Copy each line containing the word "Other" from the records that follow, please.

— start RECORDS FOR PROCESSING —

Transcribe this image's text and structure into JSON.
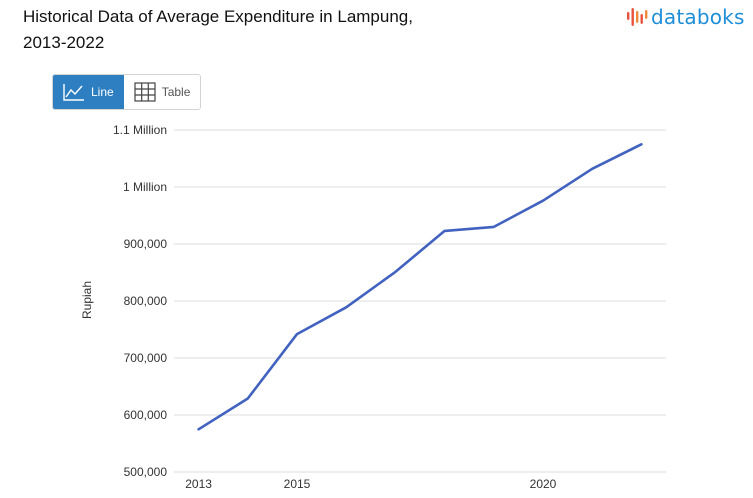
{
  "header": {
    "title_line1": "Historical Data of Average Expenditure in Lampung,",
    "title_line2": "2013-2022",
    "logo_text": "databoks"
  },
  "toggle": {
    "line_label": "Line",
    "table_label": "Table",
    "active": "line"
  },
  "colors": {
    "series": "#4262c0",
    "grid": "#dddddd",
    "active_button": "#2d7fc1",
    "logo_blue": "#1f8ed8",
    "logo_red": "#e8523c"
  },
  "chart_data": {
    "type": "line",
    "title": "Historical Data of Average Expenditure in Lampung, 2013-2022",
    "xlabel": "",
    "ylabel": "Rupiah",
    "x": [
      2013,
      2014,
      2015,
      2016,
      2017,
      2018,
      2019,
      2020,
      2021,
      2022
    ],
    "series": [
      {
        "values": [
          575000,
          629000,
          742000,
          789000,
          851000,
          923000,
          930000,
          976000,
          1032000,
          1075000
        ]
      }
    ],
    "ylim": [
      500000,
      1100000
    ],
    "yticks": [
      500000,
      600000,
      700000,
      800000,
      900000,
      1000000,
      1100000
    ],
    "ytick_labels": [
      "500,000",
      "600,000",
      "700,000",
      "800,000",
      "900,000",
      "1 Million",
      "1.1 Million"
    ],
    "xticks": [
      2013,
      2015,
      2020
    ],
    "xtick_labels": [
      "2013",
      "2015",
      "2020"
    ],
    "grid": true,
    "legend": "none"
  }
}
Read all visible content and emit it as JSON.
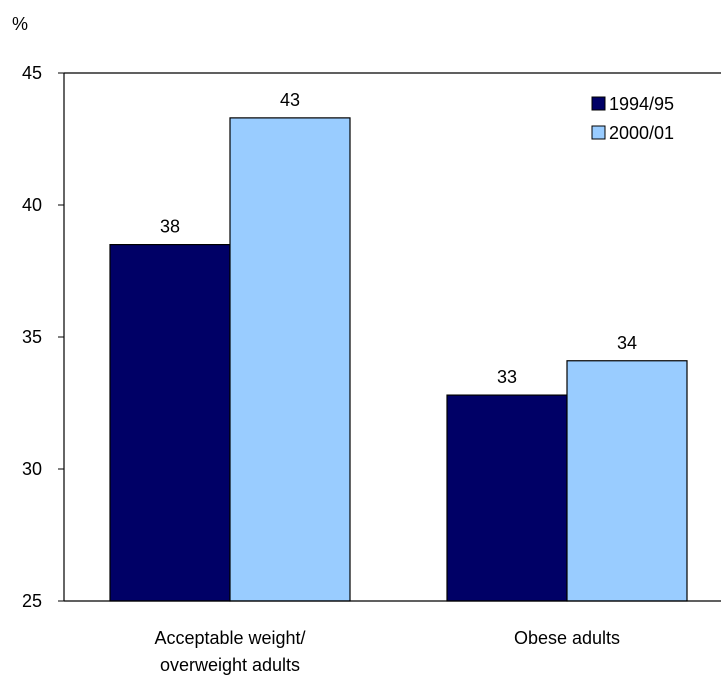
{
  "chart_data": {
    "type": "bar",
    "ylabel": "%",
    "ylim": [
      25,
      45
    ],
    "yticks": [
      25,
      30,
      35,
      40,
      45
    ],
    "categories": [
      [
        "Acceptable weight/",
        "overweight adults"
      ],
      [
        "Obese adults"
      ]
    ],
    "series": [
      {
        "name": "1994/95",
        "color": "#000066",
        "values": [
          38.5,
          32.8
        ],
        "labels": [
          "38",
          "33"
        ]
      },
      {
        "name": "2000/01",
        "color": "#99ccff",
        "values": [
          43.3,
          34.1
        ],
        "labels": [
          "43",
          "34"
        ]
      }
    ],
    "legend": "top-right",
    "grid": false
  }
}
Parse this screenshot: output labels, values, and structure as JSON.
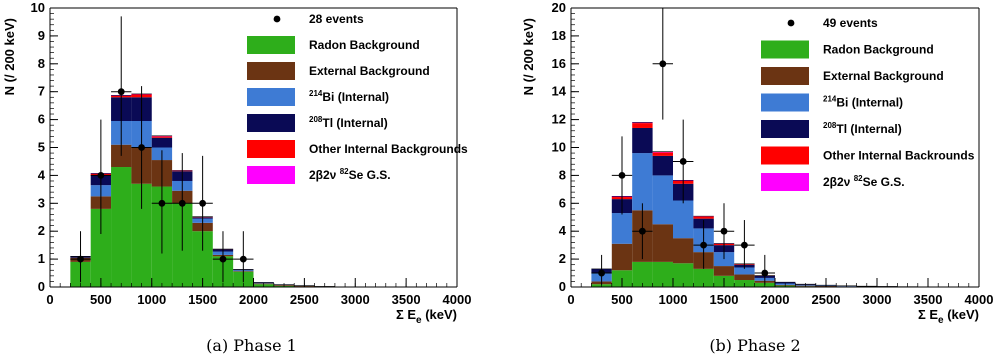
{
  "chart_data": [
    {
      "type": "bar",
      "subtype": "stacked-histogram",
      "caption": "(a) Phase 1",
      "xlabel": "Σ E",
      "xlabel_sub": "e",
      "xlabel_unit": "(keV)",
      "ylabel": "N (/ 200 keV)",
      "xlim": [
        0,
        4000
      ],
      "ylim": [
        0,
        10
      ],
      "xticks": [
        0,
        500,
        1000,
        1500,
        2000,
        2500,
        3000,
        3500,
        4000
      ],
      "yticks": [
        0,
        1,
        2,
        3,
        4,
        5,
        6,
        7,
        8,
        9,
        10
      ],
      "bin_width": 200,
      "bins": [
        200,
        400,
        600,
        800,
        1000,
        1200,
        1400,
        1600,
        1800,
        2000,
        2200,
        2400,
        2600
      ],
      "legend_placement": "top-right",
      "series": [
        {
          "name": "Radon Background",
          "color": "#2eae1b",
          "values": [
            0.9,
            2.8,
            4.3,
            3.7,
            3.6,
            3.0,
            2.0,
            1.1,
            0.55,
            0.1,
            0.04,
            0.02,
            0.01
          ]
        },
        {
          "name": "External Background",
          "color": "#6b3413",
          "values": [
            0.15,
            0.45,
            0.8,
            1.3,
            0.95,
            0.45,
            0.3,
            0.05,
            0.02,
            0.03,
            0.03,
            0.02,
            0.01
          ]
        },
        {
          "name": "Bi (Internal)",
          "sup": "214",
          "color": "#3e7bd4",
          "values": [
            0.0,
            0.4,
            0.85,
            0.95,
            0.45,
            0.35,
            0.15,
            0.12,
            0.03,
            0.02,
            0.01,
            0.01,
            0.0
          ]
        },
        {
          "name": "Tl (Internal)",
          "sup": "208",
          "color": "#0a0a55",
          "values": [
            0.05,
            0.35,
            0.85,
            0.85,
            0.35,
            0.35,
            0.05,
            0.08,
            0.03,
            0.02,
            0.01,
            0.0,
            0.0
          ]
        },
        {
          "name": "Other Internal Backgrounds",
          "color": "#ff0000",
          "values": [
            0.0,
            0.05,
            0.05,
            0.1,
            0.05,
            0.02,
            0.01,
            0.01,
            0.0,
            0.0,
            0.0,
            0.0,
            0.0
          ]
        },
        {
          "name": "2β2ν Se G.S.",
          "sup": "82",
          "color": "#ff00ff",
          "values": [
            0.0,
            0.02,
            0.02,
            0.02,
            0.02,
            0.01,
            0.01,
            0.0,
            0.0,
            0.0,
            0.0,
            0.0,
            0.0
          ]
        }
      ],
      "events": {
        "label": "28 events",
        "points": [
          {
            "x": 300,
            "y": 1,
            "lo": 0.17,
            "hi": 2.0
          },
          {
            "x": 500,
            "y": 4,
            "lo": 1.9,
            "hi": 6.0
          },
          {
            "x": 700,
            "y": 7,
            "lo": 4.7,
            "hi": 9.7
          },
          {
            "x": 900,
            "y": 5,
            "lo": 2.8,
            "hi": 7.2
          },
          {
            "x": 1100,
            "y": 3,
            "lo": 1.2,
            "hi": 4.9
          },
          {
            "x": 1300,
            "y": 3,
            "lo": 1.3,
            "hi": 4.8
          },
          {
            "x": 1500,
            "y": 3,
            "lo": 1.3,
            "hi": 4.7
          },
          {
            "x": 1700,
            "y": 1,
            "lo": 0.17,
            "hi": 2.0
          },
          {
            "x": 1900,
            "y": 1,
            "lo": 0.17,
            "hi": 2.0
          }
        ]
      }
    },
    {
      "type": "bar",
      "subtype": "stacked-histogram",
      "caption": "(b) Phase 2",
      "xlabel": "Σ E",
      "xlabel_sub": "e",
      "xlabel_unit": "(keV)",
      "ylabel": "N (/ 200 keV)",
      "xlim": [
        0,
        4000
      ],
      "ylim": [
        0,
        20
      ],
      "xticks": [
        0,
        500,
        1000,
        1500,
        2000,
        2500,
        3000,
        3500,
        4000
      ],
      "yticks": [
        0,
        2,
        4,
        6,
        8,
        10,
        12,
        14,
        16,
        18,
        20
      ],
      "bin_width": 200,
      "bins": [
        200,
        400,
        600,
        800,
        1000,
        1200,
        1400,
        1600,
        1800,
        2000,
        2200,
        2400,
        2600,
        2800,
        3000,
        3200
      ],
      "legend_placement": "top-right",
      "series": [
        {
          "name": "Radon Background",
          "color": "#2eae1b",
          "values": [
            0.2,
            1.2,
            1.8,
            1.8,
            1.7,
            1.3,
            0.8,
            0.5,
            0.3,
            0.1,
            0.05,
            0.03,
            0.02,
            0.01,
            0.01,
            0.0
          ]
        },
        {
          "name": "External Background",
          "color": "#6b3413",
          "values": [
            0.2,
            1.9,
            3.7,
            2.7,
            1.8,
            1.2,
            0.7,
            0.4,
            0.15,
            0.05,
            0.05,
            0.04,
            0.03,
            0.02,
            0.01,
            0.01
          ]
        },
        {
          "name": "Bi (Internal)",
          "sup": "214",
          "color": "#3e7bd4",
          "values": [
            0.6,
            2.2,
            4.1,
            3.5,
            2.7,
            1.7,
            1.0,
            0.5,
            0.2,
            0.1,
            0.05,
            0.03,
            0.02,
            0.02,
            0.01,
            0.01
          ]
        },
        {
          "name": "Tl (Internal)",
          "sup": "208",
          "color": "#0a0a55",
          "values": [
            0.3,
            1.0,
            1.8,
            1.4,
            1.2,
            0.7,
            0.5,
            0.2,
            0.15,
            0.1,
            0.05,
            0.03,
            0.02,
            0.01,
            0.01,
            0.0
          ]
        },
        {
          "name": "Other Internal Backrounds",
          "color": "#ff0000",
          "values": [
            0.0,
            0.15,
            0.35,
            0.25,
            0.2,
            0.15,
            0.1,
            0.05,
            0.02,
            0.0,
            0.0,
            0.0,
            0.0,
            0.0,
            0.0,
            0.0
          ]
        },
        {
          "name": "2β2ν Se G.S.",
          "sup": "82",
          "color": "#ff00ff",
          "values": [
            0.0,
            0.05,
            0.05,
            0.05,
            0.05,
            0.03,
            0.02,
            0.01,
            0.0,
            0.0,
            0.0,
            0.0,
            0.0,
            0.0,
            0.0,
            0.0
          ]
        }
      ],
      "events": {
        "label": "49 events",
        "points": [
          {
            "x": 300,
            "y": 1,
            "lo": 0.17,
            "hi": 2.3
          },
          {
            "x": 500,
            "y": 8,
            "lo": 5.2,
            "hi": 10.8
          },
          {
            "x": 700,
            "y": 4,
            "lo": 2.0,
            "hi": 6.0
          },
          {
            "x": 900,
            "y": 16,
            "lo": 12.0,
            "hi": 20.0
          },
          {
            "x": 1100,
            "y": 9,
            "lo": 6.0,
            "hi": 12.0
          },
          {
            "x": 1300,
            "y": 3,
            "lo": 1.3,
            "hi": 4.8
          },
          {
            "x": 1500,
            "y": 4,
            "lo": 2.0,
            "hi": 6.0
          },
          {
            "x": 1700,
            "y": 3,
            "lo": 1.3,
            "hi": 4.8
          },
          {
            "x": 1900,
            "y": 1,
            "lo": 0.17,
            "hi": 2.3
          }
        ]
      }
    }
  ]
}
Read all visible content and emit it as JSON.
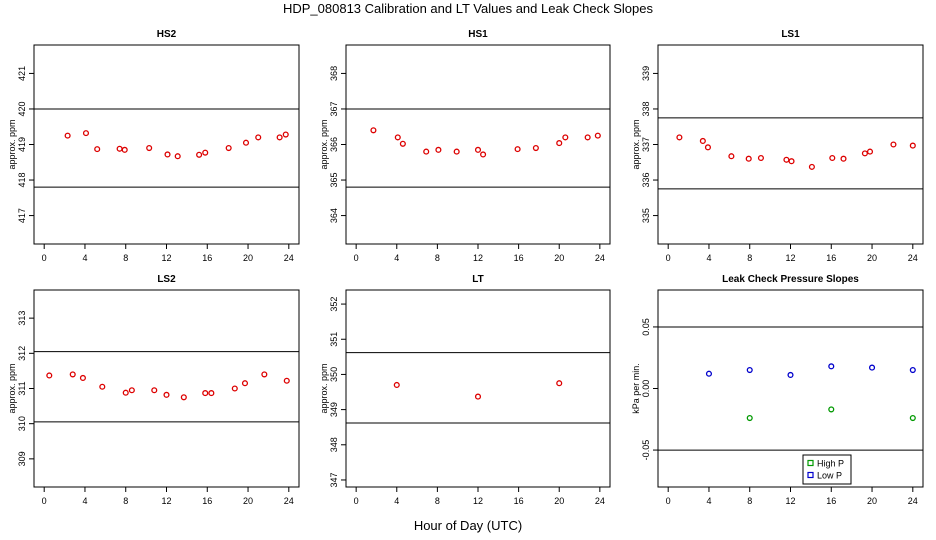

— end RECORDS FOR PROCESSING —

FULL ANSWER
          "name": "Other Internal Backgrounds",
          "name": "Other Internal Backrounds",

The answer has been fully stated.